# TASK TO CARRY OUT:
Reproduce every entry that follows word for word, but omit the images.

══ ENTRIES ══

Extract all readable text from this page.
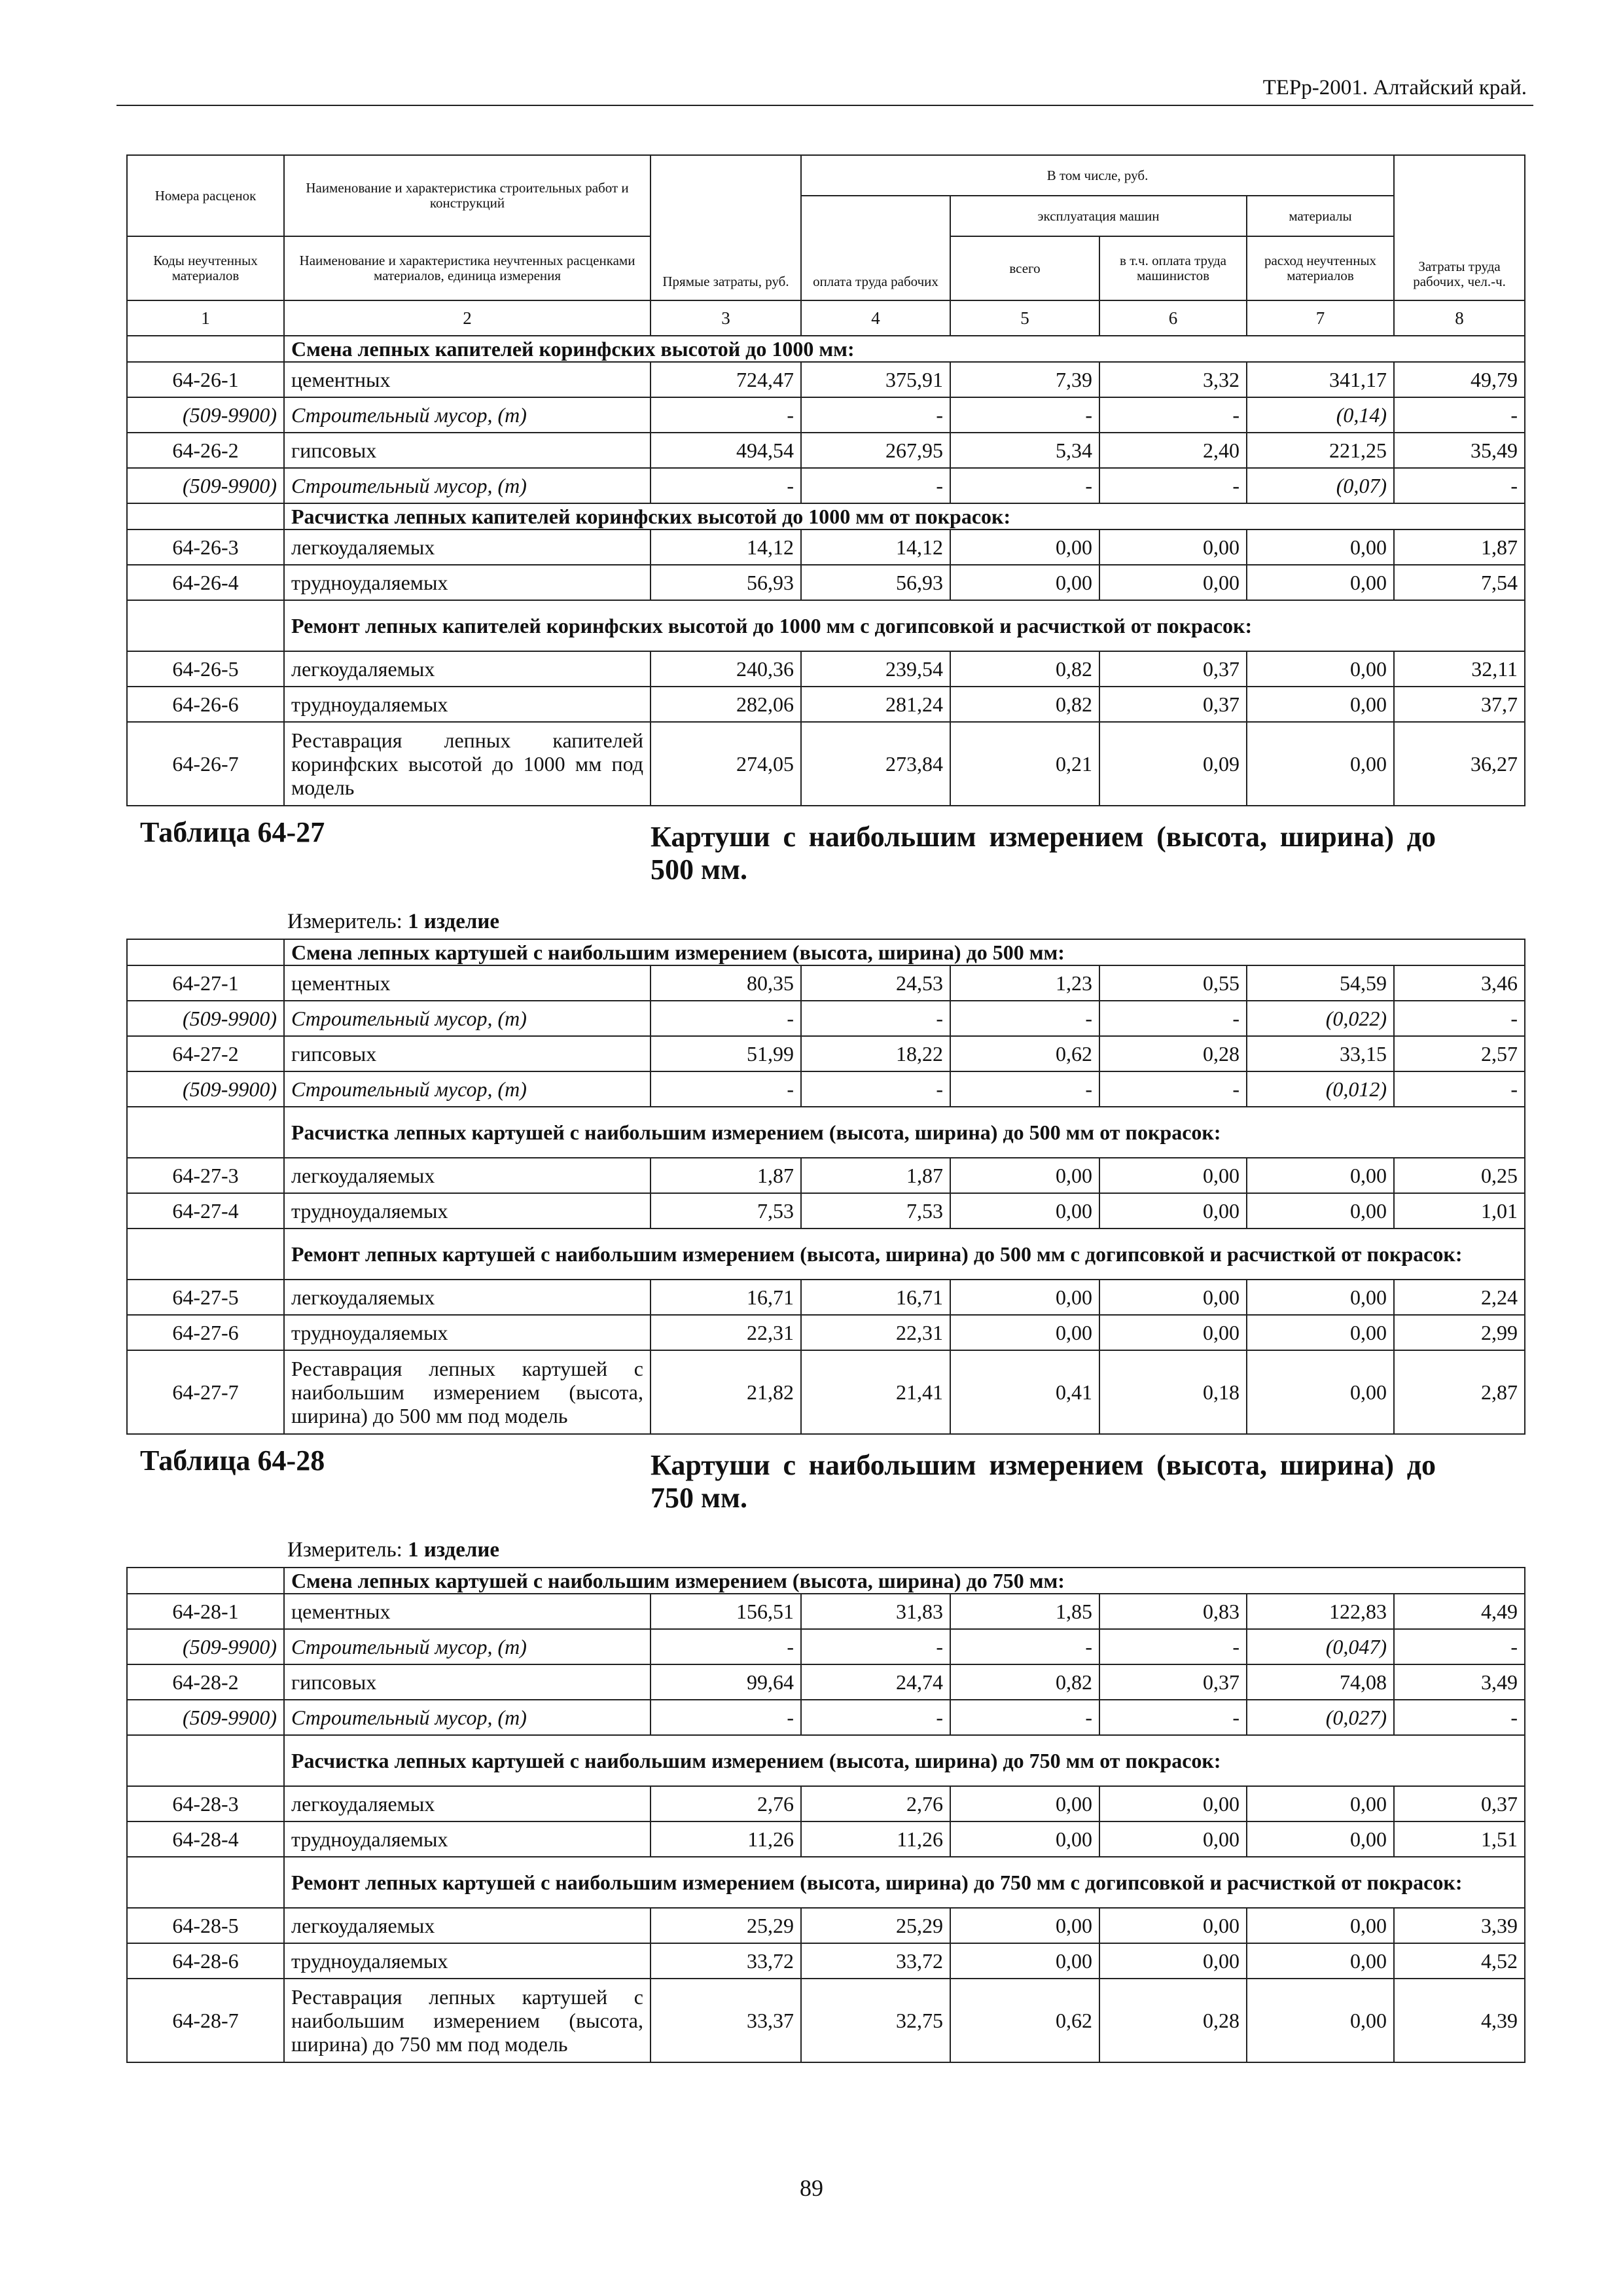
ТЕРр-2001. Алтайский край.
Номера расценок	Наименование и характеристика строительных работ и конструкций	Прямые затраты, руб.	В том числе, руб.				Затраты труда рабочих, чел.-ч.
			оплата труда рабочих	эксплуатация машин		материалы	
Коды неучтенных материалов	Наименование и характеристика неучтенных расценками материалов, единица измерения			всего	в т.ч. оплата труда машинистов	расход неучтенных материалов	
1	2	3	4	5	6	7	8
	Смена лепных капителей коринфских высотой до 1000 мм:						
64-26-1	цементных	724,47	375,91	7,39	3,32	341,17	49,79
(509-9900)	Строительный мусор, (т)	-	-	-	-	(0,14)	-
64-26-2	гипсовых	494,54	267,95	5,34	2,40	221,25	35,49
(509-9900)	Строительный мусор, (т)	-	-	-	-	(0,07)	-
	Расчистка лепных капителей коринфских высотой до 1000 мм от покрасок:						
64-26-3	легкоудаляемых	14,12	14,12	0,00	0,00	0,00	1,87
64-26-4	трудноудаляемых	56,93	56,93	0,00	0,00	0,00	7,54
	Ремонт лепных капителей коринфских высотой до 1000 мм с догипсовкой и расчисткой от покрасок:						
64-26-5	легкоудаляемых	240,36	239,54	0,82	0,37	0,00	32,11
64-26-6	трудноудаляемых	282,06	281,24	0,82	0,37	0,00	37,7
64-26-7	Реставрация лепных капителей коринфских высотой до 1000 мм под модель	274,05	273,84	0,21	0,09	0,00	36,27

Таблица 64-27 Картуши с наибольшим измерением (высота, ширина) до 500 мм.
Измеритель: 1 изделие							

	Смена лепных картушей с наибольшим измерением (высота, ширина) до 500 мм:						
64-27-1	цементных	80,35	24,53	1,23	0,55	54,59	3,46
(509-9900)	Строительный мусор, (т)	-	-	-	-	(0,022)	-
64-27-2	гипсовых	51,99	18,22	0,62	0,28	33,15	2,57
(509-9900)	Строительный мусор, (т)	-	-	-	-	(0,012)	-
	Расчистка лепных картушей с наибольшим измерением (высота, ширина) до 500 мм от покрасок:						
64-27-3	легкоудаляемых	1,87	1,87	0,00	0,00	0,00	0,25
64-27-4	трудноудаляемых	7,53	7,53	0,00	0,00	0,00	1,01
	Ремонт лепных картушей с наибольшим измерением (высота, ширина) до 500 мм с догипсовкой и расчисткой от покрасок:						
64-27-5	легкоудаляемых	16,71	16,71	0,00	0,00	0,00	2,24
64-27-6	трудноудаляемых	22,31	22,31	0,00	0,00	0,00	2,99
64-27-7	Реставрация лепных картушей с наибольшим измерением (высота, ширина) до 500 мм под модель	21,82	21,41	0,41	0,18	0,00	2,87

Таблица 64-28 Картуши с наибольшим измерением (высота, ширина) до 750 мм.
Измеритель: 1 изделие							

	Смена лепных картушей с наибольшим измерением (высота, ширина) до 750 мм:						
64-28-1	цементных	156,51	31,83	1,85	0,83	122,83	4,49
(509-9900)	Строительный мусор, (т)	-	-	-	-	(0,047)	-
64-28-2	гипсовых	99,64	24,74	0,82	0,37	74,08	3,49
(509-9900)	Строительный мусор, (т)	-	-	-	-	(0,027)	-
	Расчистка лепных картушей с наибольшим измерением (высота, ширина) до 750 мм от покрасок:						
64-28-3	легкоудаляемых	2,76	2,76	0,00	0,00	0,00	0,37
64-28-4	трудноудаляемых	11,26	11,26	0,00	0,00	0,00	1,51
	Ремонт лепных картушей с наибольшим измерением (высота, ширина) до 750 мм с догипсовкой и расчисткой от покрасок:						
64-28-5	легкоудаляемых	25,29	25,29	0,00	0,00	0,00	3,39
64-28-6	трудноудаляемых	33,72	33,72	0,00	0,00	0,00	4,52
64-28-7	Реставрация лепных картушей с наибольшим измерением (высота, ширина) до 750 мм под модель	33,37	32,75	0,62	0,28	0,00	4,39
89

═══

# OUTPUT OF THE TASK:
Extract all readable text from this page.
ТЕРр-2001. Алтайский край.
Номера расценок	Наименование и характеристика строительных работ и конструкций	Прямые затраты, руб.	В том числе, руб.				Затраты труда рабочих, чел.-ч.
			оплата труда рабочих	эксплуатация машин		материалы	
Коды неучтенных материалов	Наименование и характеристика неучтенных расценками материалов, единица измерения			всего	в т.ч. оплата труда машинистов	расход неучтенных материалов	
1	2	3	4	5	6	7	8
	Смена лепных капителей коринфских высотой до 1000 мм:						
64-26-1	цементных	724,47	375,91	7,39	3,32	341,17	49,79
(509-9900)	Строительный мусор, (т)	-	-	-	-	(0,14)	-
64-26-2	гипсовых	494,54	267,95	5,34	2,40	221,25	35,49
(509-9900)	Строительный мусор, (т)	-	-	-	-	(0,07)	-
	Расчистка лепных капителей коринфских высотой до 1000 мм от покрасок:						
64-26-3	легкоудаляемых	14,12	14,12	0,00	0,00	0,00	1,87
64-26-4	трудноудаляемых	56,93	56,93	0,00	0,00	0,00	7,54
	Ремонт лепных капителей коринфских высотой до 1000 мм с догипсовкой и расчисткой от покрасок:						
64-26-5	легкоудаляемых	240,36	239,54	0,82	0,37	0,00	32,11
64-26-6	трудноудаляемых	282,06	281,24	0,82	0,37	0,00	37,7
64-26-7	Реставрация лепных капителей коринфских высотой до 1000 мм под модель	274,05	273,84	0,21	0,09	0,00	36,27

Таблица 64-27 Картуши с наибольшим измерением (высота, ширина) до 500 мм.
Измеритель: 1 изделие							

	Смена лепных картушей с наибольшим измерением (высота, ширина) до 500 мм:						
64-27-1	цементных	80,35	24,53	1,23	0,55	54,59	3,46
(509-9900)	Строительный мусор, (т)	-	-	-	-	(0,022)	-
64-27-2	гипсовых	51,99	18,22	0,62	0,28	33,15	2,57
(509-9900)	Строительный мусор, (т)	-	-	-	-	(0,012)	-
	Расчистка лепных картушей с наибольшим измерением (высота, ширина) до 500 мм от покрасок:						
64-27-3	легкоудаляемых	1,87	1,87	0,00	0,00	0,00	0,25
64-27-4	трудноудаляемых	7,53	7,53	0,00	0,00	0,00	1,01
	Ремонт лепных картушей с наибольшим измерением (высота, ширина) до 500 мм с догипсовкой и расчисткой от покрасок:						
64-27-5	легкоудаляемых	16,71	16,71	0,00	0,00	0,00	2,24
64-27-6	трудноудаляемых	22,31	22,31	0,00	0,00	0,00	2,99
64-27-7	Реставрация лепных картушей с наибольшим измерением (высота, ширина) до 500 мм под модель	21,82	21,41	0,41	0,18	0,00	2,87

Таблица 64-28 Картуши с наибольшим измерением (высота, ширина) до 750 мм.
Измеритель: 1 изделие							

	Смена лепных картушей с наибольшим измерением (высота, ширина) до 750 мм:						
64-28-1	цементных	156,51	31,83	1,85	0,83	122,83	4,49
(509-9900)	Строительный мусор, (т)	-	-	-	-	(0,047)	-
64-28-2	гипсовых	99,64	24,74	0,82	0,37	74,08	3,49
(509-9900)	Строительный мусор, (т)	-	-	-	-	(0,027)	-
	Расчистка лепных картушей с наибольшим измерением (высота, ширина) до 750 мм от покрасок:						
64-28-3	легкоудаляемых	2,76	2,76	0,00	0,00	0,00	0,37
64-28-4	трудноудаляемых	11,26	11,26	0,00	0,00	0,00	1,51
	Ремонт лепных картушей с наибольшим измерением (высота, ширина) до 750 мм с догипсовкой и расчисткой от покрасок:						
64-28-5	легкоудаляемых	25,29	25,29	0,00	0,00	0,00	3,39
64-28-6	трудноудаляемых	33,72	33,72	0,00	0,00	0,00	4,52
64-28-7	Реставрация лепных картушей с наибольшим измерением (высота, ширина) до 750 мм под модель	33,37	32,75	0,62	0,28	0,00	4,39
89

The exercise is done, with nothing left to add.